Exercise objective:
Your reply should be one number: the count of lines holding the word "JSON".

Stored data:

▬▬▬

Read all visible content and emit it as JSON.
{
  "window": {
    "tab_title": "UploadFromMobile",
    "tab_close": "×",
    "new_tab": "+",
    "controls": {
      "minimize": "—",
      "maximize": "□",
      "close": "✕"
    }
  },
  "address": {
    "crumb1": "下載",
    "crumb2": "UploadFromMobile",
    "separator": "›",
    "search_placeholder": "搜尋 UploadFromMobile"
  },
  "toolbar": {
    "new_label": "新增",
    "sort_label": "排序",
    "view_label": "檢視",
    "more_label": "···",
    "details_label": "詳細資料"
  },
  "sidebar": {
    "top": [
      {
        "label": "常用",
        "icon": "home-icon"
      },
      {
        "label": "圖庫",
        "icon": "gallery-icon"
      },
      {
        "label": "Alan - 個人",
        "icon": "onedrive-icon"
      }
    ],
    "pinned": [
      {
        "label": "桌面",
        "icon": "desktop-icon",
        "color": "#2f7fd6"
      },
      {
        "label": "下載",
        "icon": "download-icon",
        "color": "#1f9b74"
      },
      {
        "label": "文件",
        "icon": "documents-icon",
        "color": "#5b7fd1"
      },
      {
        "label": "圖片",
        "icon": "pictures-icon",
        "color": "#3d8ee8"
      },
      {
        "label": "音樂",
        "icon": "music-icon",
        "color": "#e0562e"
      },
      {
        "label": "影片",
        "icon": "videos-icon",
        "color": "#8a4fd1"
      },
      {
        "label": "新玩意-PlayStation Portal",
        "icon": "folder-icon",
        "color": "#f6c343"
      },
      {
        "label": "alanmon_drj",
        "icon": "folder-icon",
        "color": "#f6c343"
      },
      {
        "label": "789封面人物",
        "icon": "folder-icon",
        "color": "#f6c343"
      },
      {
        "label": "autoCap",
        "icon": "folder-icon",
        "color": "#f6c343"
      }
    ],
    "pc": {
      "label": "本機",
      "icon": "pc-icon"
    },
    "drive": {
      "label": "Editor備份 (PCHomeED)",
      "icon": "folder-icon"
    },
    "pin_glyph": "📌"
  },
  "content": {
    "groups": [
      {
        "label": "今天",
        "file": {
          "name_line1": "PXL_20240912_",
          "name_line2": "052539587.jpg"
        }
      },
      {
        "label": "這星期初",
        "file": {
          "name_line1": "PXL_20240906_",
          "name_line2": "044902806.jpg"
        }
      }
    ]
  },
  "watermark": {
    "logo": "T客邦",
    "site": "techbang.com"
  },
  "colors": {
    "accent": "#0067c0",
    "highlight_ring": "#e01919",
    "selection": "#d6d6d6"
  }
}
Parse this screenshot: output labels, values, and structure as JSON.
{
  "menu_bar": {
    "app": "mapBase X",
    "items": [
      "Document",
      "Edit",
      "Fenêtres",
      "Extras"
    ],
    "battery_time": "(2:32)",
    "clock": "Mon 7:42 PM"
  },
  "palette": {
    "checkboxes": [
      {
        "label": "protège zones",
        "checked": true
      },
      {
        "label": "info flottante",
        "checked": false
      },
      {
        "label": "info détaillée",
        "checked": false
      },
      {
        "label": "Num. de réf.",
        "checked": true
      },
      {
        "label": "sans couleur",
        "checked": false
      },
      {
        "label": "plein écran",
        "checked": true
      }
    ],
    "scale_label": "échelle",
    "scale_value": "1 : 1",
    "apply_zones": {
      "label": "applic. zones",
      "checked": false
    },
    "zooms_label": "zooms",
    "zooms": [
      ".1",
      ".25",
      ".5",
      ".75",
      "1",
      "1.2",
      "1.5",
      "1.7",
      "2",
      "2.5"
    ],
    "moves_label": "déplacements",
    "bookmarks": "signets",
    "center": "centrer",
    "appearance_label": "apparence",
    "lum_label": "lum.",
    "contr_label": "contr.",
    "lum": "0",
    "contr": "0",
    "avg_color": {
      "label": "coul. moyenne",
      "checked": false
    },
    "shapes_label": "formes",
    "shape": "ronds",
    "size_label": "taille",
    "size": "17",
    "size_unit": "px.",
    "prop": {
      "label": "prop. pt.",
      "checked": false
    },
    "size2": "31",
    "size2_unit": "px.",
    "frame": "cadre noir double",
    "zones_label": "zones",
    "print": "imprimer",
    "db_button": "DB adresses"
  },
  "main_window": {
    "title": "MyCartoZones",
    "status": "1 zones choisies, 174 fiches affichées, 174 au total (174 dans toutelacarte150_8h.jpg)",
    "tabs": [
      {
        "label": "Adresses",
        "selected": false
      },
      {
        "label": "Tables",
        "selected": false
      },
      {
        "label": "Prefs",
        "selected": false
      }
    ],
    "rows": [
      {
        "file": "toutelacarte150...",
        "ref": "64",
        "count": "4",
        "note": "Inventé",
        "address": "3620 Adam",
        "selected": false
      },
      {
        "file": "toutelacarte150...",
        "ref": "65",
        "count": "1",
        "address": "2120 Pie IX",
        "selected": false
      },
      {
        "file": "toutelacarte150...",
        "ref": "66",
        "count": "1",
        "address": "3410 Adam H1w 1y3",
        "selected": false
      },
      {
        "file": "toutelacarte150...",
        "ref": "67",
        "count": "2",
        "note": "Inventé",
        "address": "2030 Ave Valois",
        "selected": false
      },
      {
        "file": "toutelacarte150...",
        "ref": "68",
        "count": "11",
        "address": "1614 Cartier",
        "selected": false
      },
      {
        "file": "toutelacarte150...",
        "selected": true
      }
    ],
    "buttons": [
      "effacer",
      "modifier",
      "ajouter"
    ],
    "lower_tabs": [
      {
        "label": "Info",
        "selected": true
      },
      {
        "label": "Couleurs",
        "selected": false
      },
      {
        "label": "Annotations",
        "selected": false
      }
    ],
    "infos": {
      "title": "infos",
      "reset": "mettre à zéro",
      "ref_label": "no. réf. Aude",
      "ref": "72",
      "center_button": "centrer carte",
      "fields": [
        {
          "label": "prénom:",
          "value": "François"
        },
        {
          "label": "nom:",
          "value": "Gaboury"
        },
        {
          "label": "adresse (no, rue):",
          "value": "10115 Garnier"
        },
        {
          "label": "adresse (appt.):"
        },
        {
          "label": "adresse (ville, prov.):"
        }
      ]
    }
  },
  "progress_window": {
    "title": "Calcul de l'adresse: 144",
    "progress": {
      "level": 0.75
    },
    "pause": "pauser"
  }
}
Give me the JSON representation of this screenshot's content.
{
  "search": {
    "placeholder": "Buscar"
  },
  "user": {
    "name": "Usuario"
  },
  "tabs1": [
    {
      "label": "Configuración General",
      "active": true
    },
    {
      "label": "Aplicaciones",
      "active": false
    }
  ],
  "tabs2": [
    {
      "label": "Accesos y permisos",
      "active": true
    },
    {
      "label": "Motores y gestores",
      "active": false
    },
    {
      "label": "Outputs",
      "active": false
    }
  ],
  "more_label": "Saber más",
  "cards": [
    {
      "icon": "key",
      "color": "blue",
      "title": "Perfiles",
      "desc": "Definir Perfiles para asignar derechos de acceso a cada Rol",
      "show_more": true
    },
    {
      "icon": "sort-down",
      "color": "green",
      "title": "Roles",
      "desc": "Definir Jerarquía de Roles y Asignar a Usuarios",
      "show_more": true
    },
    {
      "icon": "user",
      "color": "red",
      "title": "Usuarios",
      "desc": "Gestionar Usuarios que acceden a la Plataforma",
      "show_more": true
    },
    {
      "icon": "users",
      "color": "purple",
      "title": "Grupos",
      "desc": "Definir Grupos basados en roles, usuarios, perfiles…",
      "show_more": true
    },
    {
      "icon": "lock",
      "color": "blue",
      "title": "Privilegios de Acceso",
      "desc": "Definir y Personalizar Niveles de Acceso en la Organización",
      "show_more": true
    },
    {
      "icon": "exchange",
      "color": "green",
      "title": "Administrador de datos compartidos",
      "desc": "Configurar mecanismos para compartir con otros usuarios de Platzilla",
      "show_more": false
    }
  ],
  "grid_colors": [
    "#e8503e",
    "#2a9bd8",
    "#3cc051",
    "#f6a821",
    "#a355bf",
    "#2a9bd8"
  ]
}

▬▬▬

Answer for the task:
3